[START OF Supplied entries]

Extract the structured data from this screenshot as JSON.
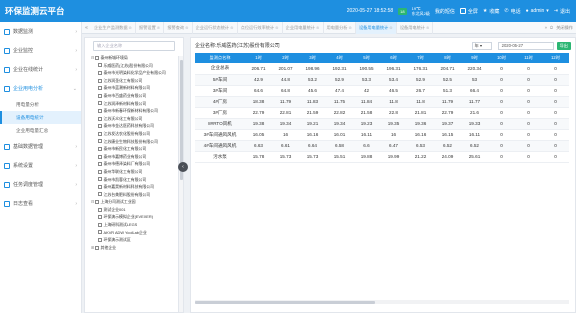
{
  "header": {
    "title": "环保监测云平台",
    "datetime": "2020-05-27 18:52:58",
    "weather_badge": "18",
    "weather_temp": "19℃",
    "weather_city": "东北风2级",
    "msg_label": "我的短信",
    "fullscreen_label": "全屏",
    "favorite_label": "收藏",
    "phone_label": "电话",
    "user_label": "admin",
    "logout_label": "退出"
  },
  "tabs": {
    "items": [
      {
        "label": "企业生产监测数据",
        "active": false
      },
      {
        "label": "报警设置",
        "active": false
      },
      {
        "label": "报警查询",
        "active": false
      },
      {
        "label": "企业运行状态统计",
        "active": false
      },
      {
        "label": "点位运行效率统计",
        "active": false
      },
      {
        "label": "企业用电量统计",
        "active": false
      },
      {
        "label": "用电量分析",
        "active": false
      },
      {
        "label": "设备用电量统计",
        "active": true
      },
      {
        "label": "设备用电统计",
        "active": false
      }
    ],
    "close_all": "关闭操作"
  },
  "sidebar": {
    "items": [
      {
        "label": "数据监测",
        "open": false
      },
      {
        "label": "企业监控",
        "open": false
      },
      {
        "label": "企业在线统计",
        "open": false
      },
      {
        "label": "企业用电分析",
        "open": true
      }
    ],
    "sub_items": [
      {
        "label": "用电量分析",
        "active": false
      },
      {
        "label": "设备用电统计",
        "active": true
      },
      {
        "label": "企业用电量汇总",
        "active": false
      }
    ],
    "bottom_items": [
      {
        "label": "基础数据管理"
      },
      {
        "label": "系统设置"
      },
      {
        "label": "任务调度管理"
      },
      {
        "label": "日志查看"
      }
    ]
  },
  "tree": {
    "search_placeholder": "输入企业名称",
    "nodes": [
      {
        "label": "泰州新城环境局",
        "level": 1,
        "toggle": "⊟"
      },
      {
        "label": "乐威医药(江苏)股份有限公司",
        "level": 2
      },
      {
        "label": "泰州市光明染料化学品产业有限公司",
        "level": 2
      },
      {
        "label": "江苏润圣化工有限公司",
        "level": 2
      },
      {
        "label": "泰州市蓝潮新材料有限公司",
        "level": 2
      },
      {
        "label": "泰州市百盛药业有限公司",
        "level": 2
      },
      {
        "label": "江苏润泽新材料有限公司",
        "level": 2
      },
      {
        "label": "泰州市新春环保新材料有限公司",
        "level": 2
      },
      {
        "label": "江苏沃众化工有限公司",
        "level": 2
      },
      {
        "label": "泰州市金达医药科技有限公司",
        "level": 2
      },
      {
        "label": "江苏发达农化股份有限公司",
        "level": 2
      },
      {
        "label": "江苏康业生物科技股份有限公司",
        "level": 2
      },
      {
        "label": "泰州市新民化工有限公司",
        "level": 2
      },
      {
        "label": "泰州市嘉博药业有限公司",
        "level": 2
      },
      {
        "label": "泰州市德泽染料厂有限公司",
        "level": 2
      },
      {
        "label": "泰州华联化工有限公司",
        "level": 2
      },
      {
        "label": "泰州市凯蓉化工有限公司",
        "level": 2
      },
      {
        "label": "泰州嘉昊新材料科技有限公司",
        "level": 2
      },
      {
        "label": "江苏台美肥料股份有限公司",
        "level": 2
      },
      {
        "label": "上海分司测试工业园",
        "level": 1,
        "toggle": "⊟"
      },
      {
        "label": "测试企业001",
        "level": 2
      },
      {
        "label": "环保演示模拟企业(EVEXER)",
        "level": 2
      },
      {
        "label": "上海研科测试LEGS",
        "level": 2
      },
      {
        "label": "AKVR ADW YoolLab企业",
        "level": 2
      },
      {
        "label": "环保演示测试区",
        "level": 2
      },
      {
        "label": "其他企业",
        "level": 1,
        "toggle": "⊞"
      }
    ]
  },
  "main": {
    "title": "企业名称:乐威医药(江苏)股份有限公司",
    "year_select": "年",
    "date_value": "2020-05-27",
    "export_label": "导出",
    "columns": [
      "监测点名称",
      "1时",
      "2时",
      "3时",
      "4时",
      "5时",
      "6时",
      "7时",
      "8时",
      "9时",
      "10时",
      "11时",
      "12时"
    ],
    "rows": [
      [
        "企业总表",
        "206.71",
        "201.07",
        "198.96",
        "192.31",
        "190.55",
        "196.31",
        "176.31",
        "204.71",
        "220.34",
        "0",
        "0",
        "0"
      ],
      [
        "5#车间",
        "42.9",
        "44.8",
        "53.2",
        "52.9",
        "53.3",
        "53.4",
        "52.9",
        "52.5",
        "53",
        "0",
        "0",
        "0"
      ],
      [
        "3#车间",
        "64.6",
        "64.8",
        "45.6",
        "47.4",
        "42",
        "46.5",
        "26.7",
        "51.3",
        "66.4",
        "0",
        "0",
        "0"
      ],
      [
        "4#厂房",
        "18.38",
        "11.79",
        "11.83",
        "11.75",
        "11.84",
        "11.8",
        "11.8",
        "11.79",
        "11.77",
        "0",
        "0",
        "0"
      ],
      [
        "3#厂房",
        "22.79",
        "22.81",
        "21.59",
        "22.82",
        "21.58",
        "22.8",
        "21.81",
        "22.79",
        "21.6",
        "0",
        "0",
        "0"
      ],
      [
        "8#RTO风机",
        "19.38",
        "19.34",
        "19.21",
        "19.34",
        "19.23",
        "19.35",
        "19.36",
        "19.37",
        "19.33",
        "0",
        "0",
        "0"
      ],
      [
        "3#车间通风风机",
        "16.05",
        "16",
        "16.16",
        "16.01",
        "16.11",
        "16",
        "16.16",
        "16.15",
        "16.11",
        "0",
        "0",
        "0"
      ],
      [
        "4#车间通风风机",
        "6.63",
        "6.61",
        "6.64",
        "6.58",
        "6.6",
        "6.47",
        "6.53",
        "6.52",
        "6.52",
        "0",
        "0",
        "0"
      ],
      [
        "污水泵",
        "15.78",
        "15.73",
        "15.73",
        "15.51",
        "19.88",
        "19.99",
        "21.22",
        "24.09",
        "25.61",
        "0",
        "0",
        "0"
      ]
    ]
  }
}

[END OF Supplied entries]

Return to the listing above and set it down exactly, leaving out its pictures.

Extract the structured data from this screenshot as JSON.
{
  "header": {
    "title": "环保监测云平台",
    "datetime": "2020-05-27 18:52:58",
    "weather_badge": "18",
    "weather_temp": "19℃",
    "weather_city": "东北风2级",
    "msg_label": "我的短信",
    "fullscreen_label": "全屏",
    "favorite_label": "收藏",
    "phone_label": "电话",
    "user_label": "admin",
    "logout_label": "退出"
  },
  "tabs": {
    "items": [
      {
        "label": "企业生产监测数据",
        "active": false
      },
      {
        "label": "报警设置",
        "active": false
      },
      {
        "label": "报警查询",
        "active": false
      },
      {
        "label": "企业运行状态统计",
        "active": false
      },
      {
        "label": "点位运行效率统计",
        "active": false
      },
      {
        "label": "企业用电量统计",
        "active": false
      },
      {
        "label": "用电量分析",
        "active": false
      },
      {
        "label": "设备用电量统计",
        "active": true
      },
      {
        "label": "设备用电统计",
        "active": false
      }
    ],
    "close_all": "关闭操作"
  },
  "sidebar": {
    "items": [
      {
        "label": "数据监测",
        "open": false
      },
      {
        "label": "企业监控",
        "open": false
      },
      {
        "label": "企业在线统计",
        "open": false
      },
      {
        "label": "企业用电分析",
        "open": true
      }
    ],
    "sub_items": [
      {
        "label": "用电量分析",
        "active": false
      },
      {
        "label": "设备用电统计",
        "active": true
      },
      {
        "label": "企业用电量汇总",
        "active": false
      }
    ],
    "bottom_items": [
      {
        "label": "基础数据管理"
      },
      {
        "label": "系统设置"
      },
      {
        "label": "任务调度管理"
      },
      {
        "label": "日志查看"
      }
    ]
  },
  "tree": {
    "search_placeholder": "输入企业名称",
    "nodes": [
      {
        "label": "泰州新城环境局",
        "level": 1,
        "toggle": "⊟"
      },
      {
        "label": "乐威医药(江苏)股份有限公司",
        "level": 2
      },
      {
        "label": "泰州市光明染料化学品产业有限公司",
        "level": 2
      },
      {
        "label": "江苏润圣化工有限公司",
        "level": 2
      },
      {
        "label": "泰州市蓝潮新材料有限公司",
        "level": 2
      },
      {
        "label": "泰州市百盛药业有限公司",
        "level": 2
      },
      {
        "label": "江苏润泽新材料有限公司",
        "level": 2
      },
      {
        "label": "泰州市新春环保新材料有限公司",
        "level": 2
      },
      {
        "label": "江苏沃众化工有限公司",
        "level": 2
      },
      {
        "label": "泰州市金达医药科技有限公司",
        "level": 2
      },
      {
        "label": "江苏发达农化股份有限公司",
        "level": 2
      },
      {
        "label": "江苏康业生物科技股份有限公司",
        "level": 2
      },
      {
        "label": "泰州市新民化工有限公司",
        "level": 2
      },
      {
        "label": "泰州市嘉博药业有限公司",
        "level": 2
      },
      {
        "label": "泰州市德泽染料厂有限公司",
        "level": 2
      },
      {
        "label": "泰州华联化工有限公司",
        "level": 2
      },
      {
        "label": "泰州市凯蓉化工有限公司",
        "level": 2
      },
      {
        "label": "泰州嘉昊新材料科技有限公司",
        "level": 2
      },
      {
        "label": "江苏台美肥料股份有限公司",
        "level": 2
      },
      {
        "label": "上海分司测试工业园",
        "level": 1,
        "toggle": "⊟"
      },
      {
        "label": "测试企业001",
        "level": 2
      },
      {
        "label": "环保演示模拟企业(EVEXER)",
        "level": 2
      },
      {
        "label": "上海研科测试LEGS",
        "level": 2
      },
      {
        "label": "AKVR ADW YoolLab企业",
        "level": 2
      },
      {
        "label": "环保演示测试区",
        "level": 2
      },
      {
        "label": "其他企业",
        "level": 1,
        "toggle": "⊞"
      }
    ]
  },
  "main": {
    "title": "企业名称:乐威医药(江苏)股份有限公司",
    "year_select": "年",
    "date_value": "2020-05-27",
    "export_label": "导出",
    "columns": [
      "监测点名称",
      "1时",
      "2时",
      "3时",
      "4时",
      "5时",
      "6时",
      "7时",
      "8时",
      "9时",
      "10时",
      "11时",
      "12时"
    ],
    "rows": [
      [
        "企业总表",
        "206.71",
        "201.07",
        "198.96",
        "192.31",
        "190.55",
        "196.31",
        "176.31",
        "204.71",
        "220.34",
        "0",
        "0",
        "0"
      ],
      [
        "5#车间",
        "42.9",
        "44.8",
        "53.2",
        "52.9",
        "53.3",
        "53.4",
        "52.9",
        "52.5",
        "53",
        "0",
        "0",
        "0"
      ],
      [
        "3#车间",
        "64.6",
        "64.8",
        "45.6",
        "47.4",
        "42",
        "46.5",
        "26.7",
        "51.3",
        "66.4",
        "0",
        "0",
        "0"
      ],
      [
        "4#厂房",
        "18.38",
        "11.79",
        "11.83",
        "11.75",
        "11.84",
        "11.8",
        "11.8",
        "11.79",
        "11.77",
        "0",
        "0",
        "0"
      ],
      [
        "3#厂房",
        "22.79",
        "22.81",
        "21.59",
        "22.82",
        "21.58",
        "22.8",
        "21.81",
        "22.79",
        "21.6",
        "0",
        "0",
        "0"
      ],
      [
        "8#RTO风机",
        "19.38",
        "19.34",
        "19.21",
        "19.34",
        "19.23",
        "19.35",
        "19.36",
        "19.37",
        "19.33",
        "0",
        "0",
        "0"
      ],
      [
        "3#车间通风风机",
        "16.05",
        "16",
        "16.16",
        "16.01",
        "16.11",
        "16",
        "16.16",
        "16.15",
        "16.11",
        "0",
        "0",
        "0"
      ],
      [
        "4#车间通风风机",
        "6.63",
        "6.61",
        "6.64",
        "6.58",
        "6.6",
        "6.47",
        "6.53",
        "6.52",
        "6.52",
        "0",
        "0",
        "0"
      ],
      [
        "污水泵",
        "15.78",
        "15.73",
        "15.73",
        "15.51",
        "19.88",
        "19.99",
        "21.22",
        "24.09",
        "25.61",
        "0",
        "0",
        "0"
      ]
    ]
  }
}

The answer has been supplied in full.